#### [What you are asked to do]
Extract from the listing each line in which the word "input" appears.
━━━ Working data ━━━
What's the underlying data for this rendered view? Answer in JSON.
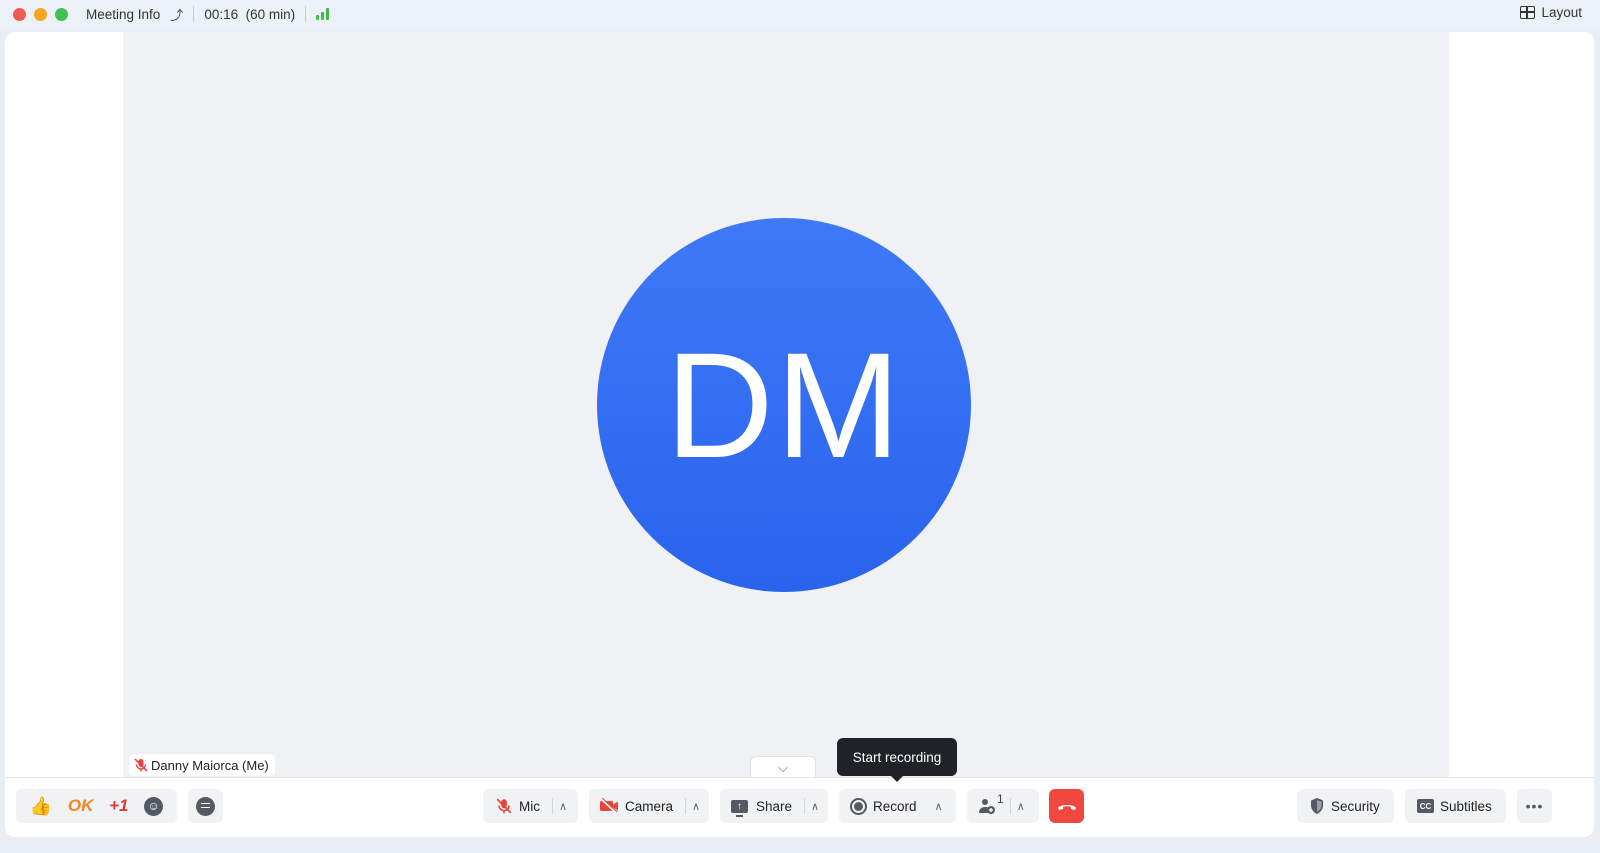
{
  "titlebar": {
    "meeting_info_label": "Meeting Info",
    "elapsed": "00:16",
    "duration": "(60 min)",
    "layout_label": "Layout",
    "signal_color": "#3dbb4c"
  },
  "stage": {
    "avatar_initials": "DM",
    "avatar_color": "#3a72f5",
    "participant_name": "Danny Maiorca (Me)",
    "participant_mic_state": "muted"
  },
  "tooltip": {
    "text": "Start recording"
  },
  "toolbar": {
    "reactions": {
      "thumbs_up": "👍",
      "ok": "OK",
      "plus_one": "+1",
      "emoji": "☺"
    },
    "mic_label": "Mic",
    "camera_label": "Camera",
    "share_label": "Share",
    "record_label": "Record",
    "participant_count": "1",
    "security_label": "Security",
    "subtitles_label": "Subtitles",
    "cc_text": "CC",
    "more_label": "•••",
    "hangup_color": "#f0483f"
  }
}
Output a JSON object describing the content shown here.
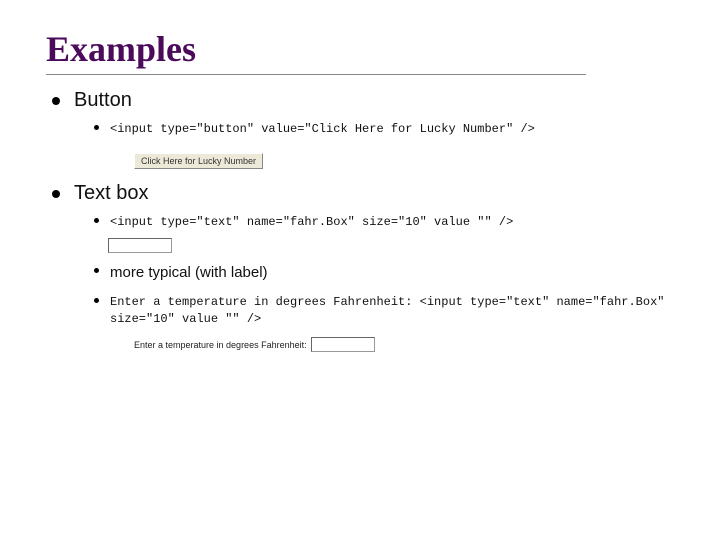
{
  "title": "Examples",
  "items": [
    {
      "heading": "Button",
      "sub": [
        {
          "kind": "code",
          "text": "<input type=\"button\" value=\"Click Here for Lucky Number\" />"
        }
      ],
      "render": {
        "kind": "button",
        "label": "Click Here for Lucky Number"
      }
    },
    {
      "heading": "Text box",
      "sub": [
        {
          "kind": "code",
          "text": "<input type=\"text\" name=\"fahr.Box\" size=\"10\" value \"\" />"
        },
        {
          "kind": "render-textbox"
        },
        {
          "kind": "text",
          "text": "more typical (with label)"
        },
        {
          "kind": "code",
          "text": "Enter a temperature in degrees Fahrenheit: <input type=\"text\" name=\"fahr.Box\" size=\"10\" value \"\" />"
        }
      ],
      "render2": {
        "kind": "labeled-textbox",
        "label": "Enter a temperature in degrees Fahrenheit:"
      }
    }
  ]
}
━━━
#### [Finished task]
          "text": "<input type=\"button\" value=\"Click Here for Lucky Number\" />"
          "text": "<input type=\"text\" name=\"fahr.Box\" size=\"10\" value \"\" />"
          "text": "Enter a temperature in degrees Fahrenheit: <input type=\"text\" name=\"fahr.Box\" size=\"10\" value \"\" />"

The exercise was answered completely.